(Stored data)
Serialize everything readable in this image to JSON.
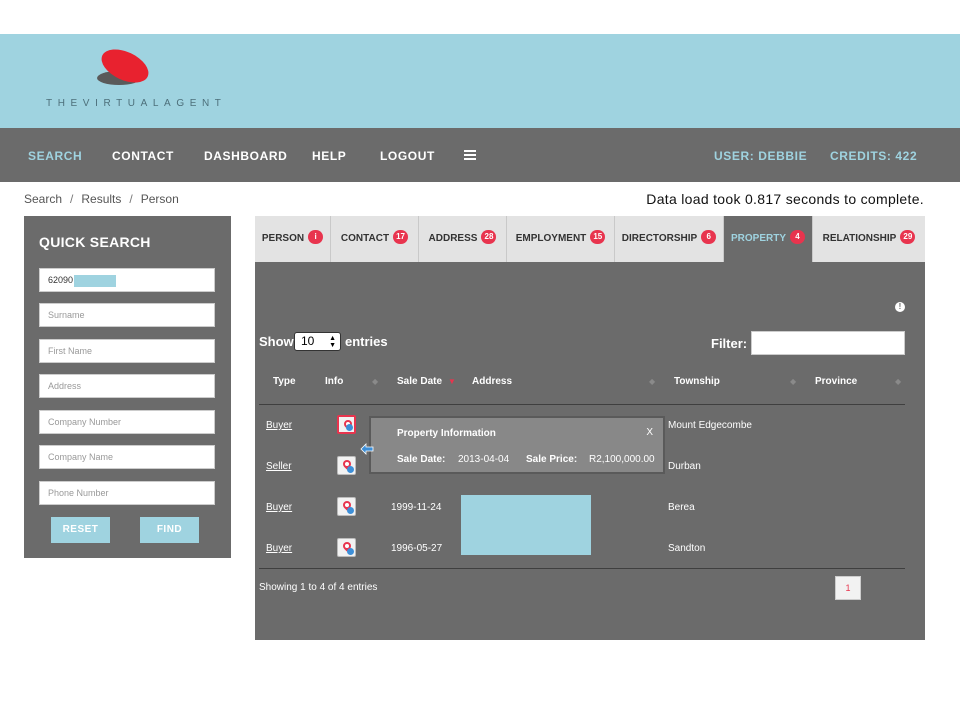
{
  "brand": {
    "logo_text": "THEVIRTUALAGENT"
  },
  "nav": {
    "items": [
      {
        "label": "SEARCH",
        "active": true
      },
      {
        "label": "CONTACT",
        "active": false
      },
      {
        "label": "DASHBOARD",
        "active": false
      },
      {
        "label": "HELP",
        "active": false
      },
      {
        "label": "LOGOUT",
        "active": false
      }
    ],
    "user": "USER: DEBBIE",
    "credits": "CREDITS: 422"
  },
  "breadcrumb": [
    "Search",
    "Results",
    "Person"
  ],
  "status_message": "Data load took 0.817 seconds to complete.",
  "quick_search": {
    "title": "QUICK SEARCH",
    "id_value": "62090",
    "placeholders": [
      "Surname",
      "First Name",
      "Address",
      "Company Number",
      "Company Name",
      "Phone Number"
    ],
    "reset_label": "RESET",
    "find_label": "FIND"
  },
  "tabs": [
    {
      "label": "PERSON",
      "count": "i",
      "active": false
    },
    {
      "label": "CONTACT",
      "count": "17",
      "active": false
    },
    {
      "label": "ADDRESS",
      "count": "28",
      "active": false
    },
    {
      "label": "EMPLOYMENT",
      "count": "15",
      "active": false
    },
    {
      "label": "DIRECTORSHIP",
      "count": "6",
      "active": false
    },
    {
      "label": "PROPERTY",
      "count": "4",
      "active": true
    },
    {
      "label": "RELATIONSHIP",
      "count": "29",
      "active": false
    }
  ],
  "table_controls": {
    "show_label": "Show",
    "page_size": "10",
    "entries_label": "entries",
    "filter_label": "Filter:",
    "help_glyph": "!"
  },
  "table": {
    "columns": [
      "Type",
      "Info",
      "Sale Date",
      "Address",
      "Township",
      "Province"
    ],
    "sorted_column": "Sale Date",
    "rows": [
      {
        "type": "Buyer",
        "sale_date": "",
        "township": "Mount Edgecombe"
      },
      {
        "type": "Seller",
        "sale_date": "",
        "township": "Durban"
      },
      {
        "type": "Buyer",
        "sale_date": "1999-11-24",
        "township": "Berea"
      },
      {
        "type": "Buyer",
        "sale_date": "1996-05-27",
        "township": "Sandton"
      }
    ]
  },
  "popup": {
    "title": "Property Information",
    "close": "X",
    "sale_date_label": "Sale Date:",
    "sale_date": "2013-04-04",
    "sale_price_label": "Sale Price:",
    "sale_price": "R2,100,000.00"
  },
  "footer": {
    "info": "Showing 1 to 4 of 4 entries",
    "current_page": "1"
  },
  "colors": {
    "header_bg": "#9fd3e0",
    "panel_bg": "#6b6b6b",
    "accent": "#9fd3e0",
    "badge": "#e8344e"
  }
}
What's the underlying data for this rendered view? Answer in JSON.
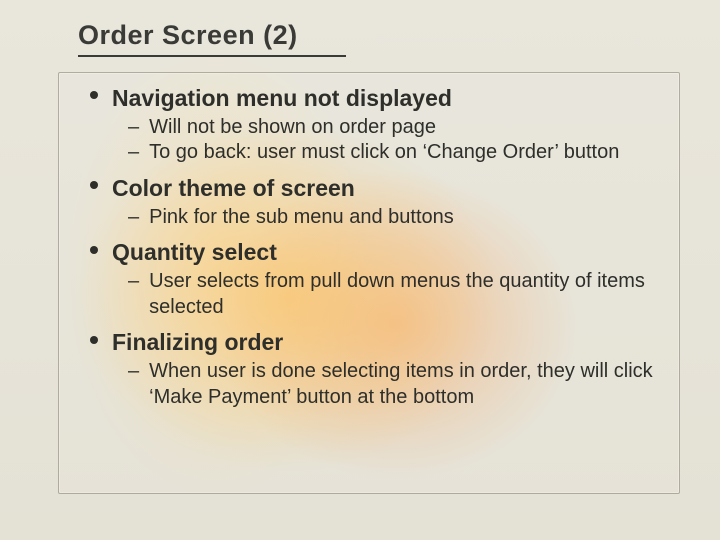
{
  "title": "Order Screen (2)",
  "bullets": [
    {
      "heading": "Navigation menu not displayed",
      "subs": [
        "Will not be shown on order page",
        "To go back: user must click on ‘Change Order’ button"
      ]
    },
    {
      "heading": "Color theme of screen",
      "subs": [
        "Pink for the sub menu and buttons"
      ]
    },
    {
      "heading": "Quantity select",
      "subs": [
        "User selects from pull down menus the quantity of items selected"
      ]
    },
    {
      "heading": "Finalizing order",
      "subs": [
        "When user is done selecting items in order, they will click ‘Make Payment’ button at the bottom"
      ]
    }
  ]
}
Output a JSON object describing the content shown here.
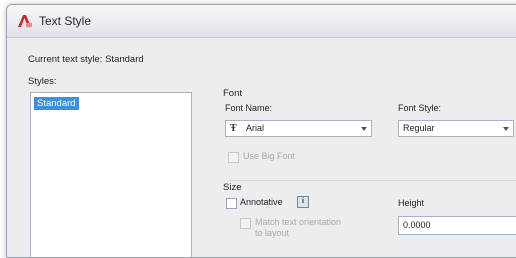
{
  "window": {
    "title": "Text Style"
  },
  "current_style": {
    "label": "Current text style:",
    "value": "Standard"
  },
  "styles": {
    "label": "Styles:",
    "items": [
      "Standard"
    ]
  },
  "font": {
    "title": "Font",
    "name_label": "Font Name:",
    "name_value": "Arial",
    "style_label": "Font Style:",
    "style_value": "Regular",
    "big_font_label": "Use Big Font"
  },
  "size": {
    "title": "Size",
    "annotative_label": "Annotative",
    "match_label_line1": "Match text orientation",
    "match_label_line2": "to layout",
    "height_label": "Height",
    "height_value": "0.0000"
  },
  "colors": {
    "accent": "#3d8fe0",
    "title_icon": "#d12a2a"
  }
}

WHAT THIS TASK INVOLVES:
Copy the records exactly as they appear, excluding images.

RESULT FOR THIS EXERCISE:
Serialize everything readable in this image to JSON.
{
  "brand": {
    "logo_text": "THEVIRTUALAGENT"
  },
  "nav": {
    "items": [
      {
        "label": "SEARCH",
        "active": true
      },
      {
        "label": "CONTACT",
        "active": false
      },
      {
        "label": "DASHBOARD",
        "active": false
      },
      {
        "label": "HELP",
        "active": false
      },
      {
        "label": "LOGOUT",
        "active": false
      }
    ],
    "user": "USER: DEBBIE",
    "credits": "CREDITS: 422"
  },
  "breadcrumb": [
    "Search",
    "Results",
    "Person"
  ],
  "status_message": "Data load took 0.817 seconds to complete.",
  "quick_search": {
    "title": "QUICK SEARCH",
    "id_value": "62090",
    "placeholders": [
      "Surname",
      "First Name",
      "Address",
      "Company Number",
      "Company Name",
      "Phone Number"
    ],
    "reset_label": "RESET",
    "find_label": "FIND"
  },
  "tabs": [
    {
      "label": "PERSON",
      "count": "i",
      "active": false
    },
    {
      "label": "CONTACT",
      "count": "17",
      "active": false
    },
    {
      "label": "ADDRESS",
      "count": "28",
      "active": false
    },
    {
      "label": "EMPLOYMENT",
      "count": "15",
      "active": false
    },
    {
      "label": "DIRECTORSHIP",
      "count": "6",
      "active": false
    },
    {
      "label": "PROPERTY",
      "count": "4",
      "active": true
    },
    {
      "label": "RELATIONSHIP",
      "count": "29",
      "active": false
    }
  ],
  "table_controls": {
    "show_label": "Show",
    "page_size": "10",
    "entries_label": "entries",
    "filter_label": "Filter:",
    "help_glyph": "!"
  },
  "table": {
    "columns": [
      "Type",
      "Info",
      "Sale Date",
      "Address",
      "Township",
      "Province"
    ],
    "sorted_column": "Sale Date",
    "rows": [
      {
        "type": "Buyer",
        "sale_date": "",
        "township": "Mount Edgecombe"
      },
      {
        "type": "Seller",
        "sale_date": "",
        "township": "Durban"
      },
      {
        "type": "Buyer",
        "sale_date": "1999-11-24",
        "township": "Berea"
      },
      {
        "type": "Buyer",
        "sale_date": "1996-05-27",
        "township": "Sandton"
      }
    ]
  },
  "popup": {
    "title": "Property Information",
    "close": "X",
    "sale_date_label": "Sale Date:",
    "sale_date": "2013-04-04",
    "sale_price_label": "Sale Price:",
    "sale_price": "R2,100,000.00"
  },
  "footer": {
    "info": "Showing 1 to 4 of 4 entries",
    "current_page": "1"
  },
  "colors": {
    "header_bg": "#9fd3e0",
    "panel_bg": "#6b6b6b",
    "accent": "#9fd3e0",
    "badge": "#e8344e"
  }
}
What's the underlying data for this rendered view? Answer in JSON.
{
  "title": "Order Screen (2)",
  "bullets": [
    {
      "heading": "Navigation menu not displayed",
      "subs": [
        "Will not be shown on order page",
        "To go back: user must click on ‘Change Order’ button"
      ]
    },
    {
      "heading": "Color theme of screen",
      "subs": [
        "Pink for the sub menu and buttons"
      ]
    },
    {
      "heading": "Quantity select",
      "subs": [
        "User selects from pull down menus the quantity of items selected"
      ]
    },
    {
      "heading": "Finalizing order",
      "subs": [
        "When user is done selecting items in order, they will click ‘Make Payment’ button at the bottom"
      ]
    }
  ]
}
Output a JSON object describing the content shown here.
{
  "window": {
    "title": "Text Style"
  },
  "current_style": {
    "label": "Current text style:",
    "value": "Standard"
  },
  "styles": {
    "label": "Styles:",
    "items": [
      "Standard"
    ]
  },
  "font": {
    "title": "Font",
    "name_label": "Font Name:",
    "name_value": "Arial",
    "style_label": "Font Style:",
    "style_value": "Regular",
    "big_font_label": "Use Big Font"
  },
  "size": {
    "title": "Size",
    "annotative_label": "Annotative",
    "match_label_line1": "Match text orientation",
    "match_label_line2": "to layout",
    "height_label": "Height",
    "height_value": "0.0000"
  },
  "colors": {
    "accent": "#3d8fe0",
    "title_icon": "#d12a2a"
  }
}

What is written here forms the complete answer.